> DOCUMENT
[BEGIN]
# Postings, career managers and budget cuts!



## JBP (2 Apr 2014)

So my chain of command just advised us that the career managers have basically had their budgets slashed for postings, even more than expected and don't be surprised if most cost postings are cancelled as the posting plot is shot to hell... 

Anyone have any numbers or substantiation? 

Is it as bad as it sounds?


----------



## PuckChaser (2 Apr 2014)

Rumint indicates Veh Tech was cut by 75%, Comm Rsch only has money for OUTCAN cycling.

I got told good luck for Sigs getting down to Pri 3 (career progression postings).


----------



## Transporter (2 Apr 2014)

I don't have numbers but other than being able to fund the mandatory moves i.e. initial postings off trade training, OUTCAN, etc, it's pretty bleak... or as a particular CM stated in an email to me today, "it's ridiculous".


----------



## Tibbson (3 Apr 2014)

Only thing certain for us is outcan postings and "across the street" no cost moves between Units within a base.  There will no doubt be a few cost moves but we are expecting them to be as minimal as minimal can be.  We've even been told that if someone is promoted, lets say to WO and that base only has one WO position is my trade, the new WO may vary well be kept in his/her location over ranked in the same Sgts position they just got promoted out of.  We've got a couple of locations down 25% due to releases and even they have been told they may not be topped up.

Sad fact is, it will be painful for this year but what will happen next year when those that will be put off will be added to NEW requirements for postings that will go unfilled.  I sense a HUGE bottleneck starting this year.


----------



## DAA (3 Apr 2014)

I don't think promoting and employing "over ranked" is even going to be considered, with the exception of possible 31 Dec promotions but even that is up in the air.

I did hear a number a few months ago and the comment made was something along the lines of "roughly 2,500 CF wide", so I sort of just ignored that thinking it to be a tad bit too low.

Other than that, the last I heard was that CM's would not have a confirmed cost move budget until sometime around mid-Apr and would then be able to tweak the posting plots to fall in line with the cost move allocations.


----------



## Eye In The Sky (3 Apr 2014)

It is going to be hard for some people, with last posting messages and less time to get homes on the market, etc.

I heard SP slots will get funded first, then "the rest".


----------



## Tibbson (3 Apr 2014)

DAA said:
			
		

> I don't think promoting and employing "over ranked" is even going to be considered, with the exception of possible 31 Dec promotions but even that is up in the air.
[END]
> PROBLEM 1
In the thread about posting budget cuts, by what percentage was Veh Tech reportedly cut?
> PROBLEM 2
List every username that posts in the thread about posting budget cuts, counting each one once.
> PROBLEM 3
From the thread about posting budget cuts, write out the stretch from "# Postings, career" through "numbers or substantiation?".

> RAW DATA
[BEGIN]
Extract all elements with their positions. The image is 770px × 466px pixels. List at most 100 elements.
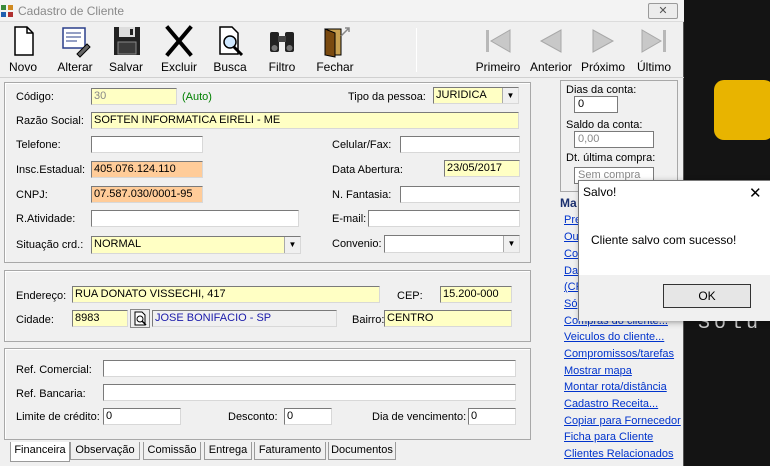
[END]
> FINAL ANSWER 1
75%

> FINAL ANSWER 2
JBP, PuckChaser, Transporter, Tibbson, DAA, Eye In The Sky

> FINAL ANSWER 3
# Postings, career managers and budget cuts!



## JBP (2 Apr 2014)

So my chain of command just advised us that the career managers have basically had their budgets slashed for postings, even more than expected and don't be surprised if most cost postings are cancelled as the posting plot is shot to hell... 

Anyone have any numbers or substantiation?